■ **What needs to be done**
In the listing that follows, count each line containing the string "toàn" and report only the count.

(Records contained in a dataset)
[start]

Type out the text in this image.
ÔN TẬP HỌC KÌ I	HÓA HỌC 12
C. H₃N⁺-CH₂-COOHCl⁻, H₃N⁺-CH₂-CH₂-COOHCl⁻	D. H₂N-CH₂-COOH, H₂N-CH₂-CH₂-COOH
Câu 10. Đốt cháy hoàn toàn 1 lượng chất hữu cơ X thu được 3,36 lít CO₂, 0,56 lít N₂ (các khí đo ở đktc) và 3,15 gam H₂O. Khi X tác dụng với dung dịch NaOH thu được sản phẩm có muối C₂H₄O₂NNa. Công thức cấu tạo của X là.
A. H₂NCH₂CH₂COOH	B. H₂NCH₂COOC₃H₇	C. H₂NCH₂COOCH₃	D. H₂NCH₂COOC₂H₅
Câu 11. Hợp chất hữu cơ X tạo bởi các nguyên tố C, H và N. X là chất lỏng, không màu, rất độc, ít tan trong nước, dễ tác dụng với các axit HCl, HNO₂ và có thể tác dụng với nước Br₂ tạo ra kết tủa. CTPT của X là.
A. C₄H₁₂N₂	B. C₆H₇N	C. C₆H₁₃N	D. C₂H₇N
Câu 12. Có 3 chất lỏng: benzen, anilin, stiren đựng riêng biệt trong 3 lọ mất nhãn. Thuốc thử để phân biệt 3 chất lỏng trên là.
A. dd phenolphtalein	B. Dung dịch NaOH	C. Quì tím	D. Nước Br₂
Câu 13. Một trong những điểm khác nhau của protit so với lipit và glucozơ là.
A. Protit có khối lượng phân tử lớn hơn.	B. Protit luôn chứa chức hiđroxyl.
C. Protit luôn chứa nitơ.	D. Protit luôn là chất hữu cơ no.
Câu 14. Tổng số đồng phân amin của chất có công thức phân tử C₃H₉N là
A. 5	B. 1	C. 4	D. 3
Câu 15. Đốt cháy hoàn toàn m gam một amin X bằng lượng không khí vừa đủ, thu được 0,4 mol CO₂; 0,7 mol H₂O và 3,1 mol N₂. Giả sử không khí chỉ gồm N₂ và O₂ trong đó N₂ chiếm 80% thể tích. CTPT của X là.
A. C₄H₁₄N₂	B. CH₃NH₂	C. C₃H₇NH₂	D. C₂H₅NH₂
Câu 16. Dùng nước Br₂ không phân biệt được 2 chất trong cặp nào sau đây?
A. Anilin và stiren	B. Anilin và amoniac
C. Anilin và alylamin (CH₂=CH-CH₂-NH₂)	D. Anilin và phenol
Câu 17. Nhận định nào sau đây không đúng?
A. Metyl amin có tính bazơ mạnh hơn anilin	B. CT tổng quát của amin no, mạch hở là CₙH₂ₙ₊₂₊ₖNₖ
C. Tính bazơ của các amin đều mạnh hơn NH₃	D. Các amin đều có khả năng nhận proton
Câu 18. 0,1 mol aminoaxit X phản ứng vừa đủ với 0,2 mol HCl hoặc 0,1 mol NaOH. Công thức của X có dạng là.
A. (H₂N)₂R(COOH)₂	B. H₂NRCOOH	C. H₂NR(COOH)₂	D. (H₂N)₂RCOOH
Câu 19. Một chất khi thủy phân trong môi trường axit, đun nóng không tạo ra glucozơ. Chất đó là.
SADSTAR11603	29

[end]

■ **Result**
2